— REQUIREMENTS —
Copy each record exactly as it reads, leaving out any pictures it holds.

** START OF DATA ROWS **

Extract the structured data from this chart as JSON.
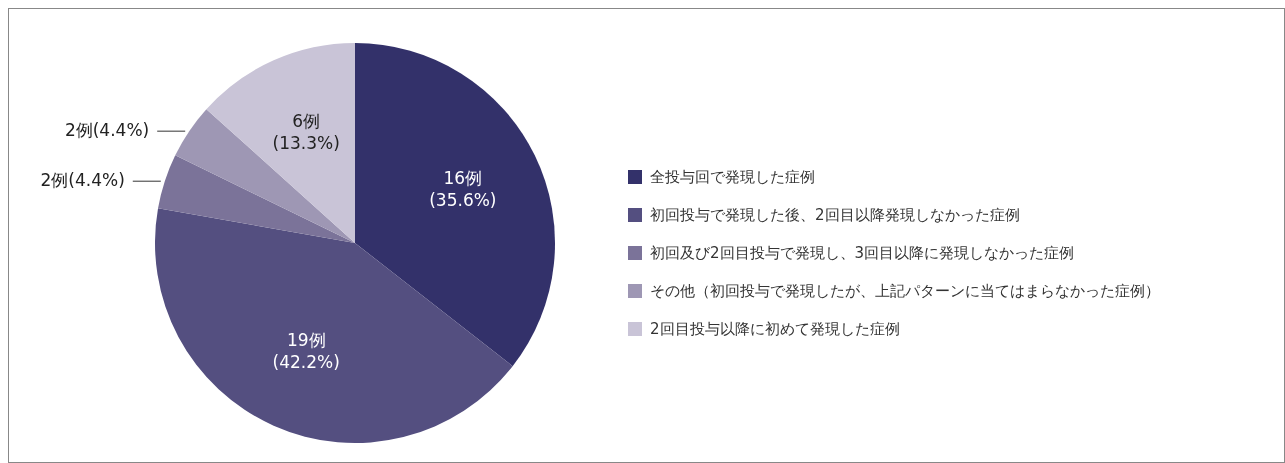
{
  "chart_data": {
    "type": "pie",
    "categories": [
      "全投与回で発現した症例",
      "初回投与で発現した後、2回目以降発現しなかった症例",
      "初回及び2回目投与で発現し、3回目以降に発現しなかった症例",
      "その他（初回投与で発現したが、上記パターンに当てはまらなかった症例）",
      "2回目投与以降に初めて発現した症例"
    ],
    "values": [
      16,
      19,
      2,
      2,
      6
    ],
    "colors": [
      "#33316a",
      "#544f80",
      "#7b7399",
      "#9e97b4",
      "#c9c4d7"
    ],
    "value_labels": [
      "16例\n(35.6%)",
      "19例\n(42.2%)",
      "2例(4.4%)",
      "2例(4.4%)",
      "6例\n(13.3%)"
    ],
    "legend": "right"
  }
}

** END OF DATA ROWS **

— CORRECT ANSWER —
Extract the structured data from this chart as JSON.
{
  "chart_data": {
    "type": "pie",
    "categories": [
      "全投与回で発現した症例",
      "初回投与で発現した後、2回目以降発現しなかった症例",
      "初回及び2回目投与で発現し、3回目以降に発現しなかった症例",
      "その他（初回投与で発現したが、上記パターンに当てはまらなかった症例）",
      "2回目投与以降に初めて発現した症例"
    ],
    "values": [
      16,
      19,
      2,
      2,
      6
    ],
    "colors": [
      "#33316a",
      "#544f80",
      "#7b7399",
      "#9e97b4",
      "#c9c4d7"
    ],
    "value_labels": [
      "16例\n(35.6%)",
      "19例\n(42.2%)",
      "2例(4.4%)",
      "2例(4.4%)",
      "6例\n(13.3%)"
    ],
    "legend": "right"
  }
}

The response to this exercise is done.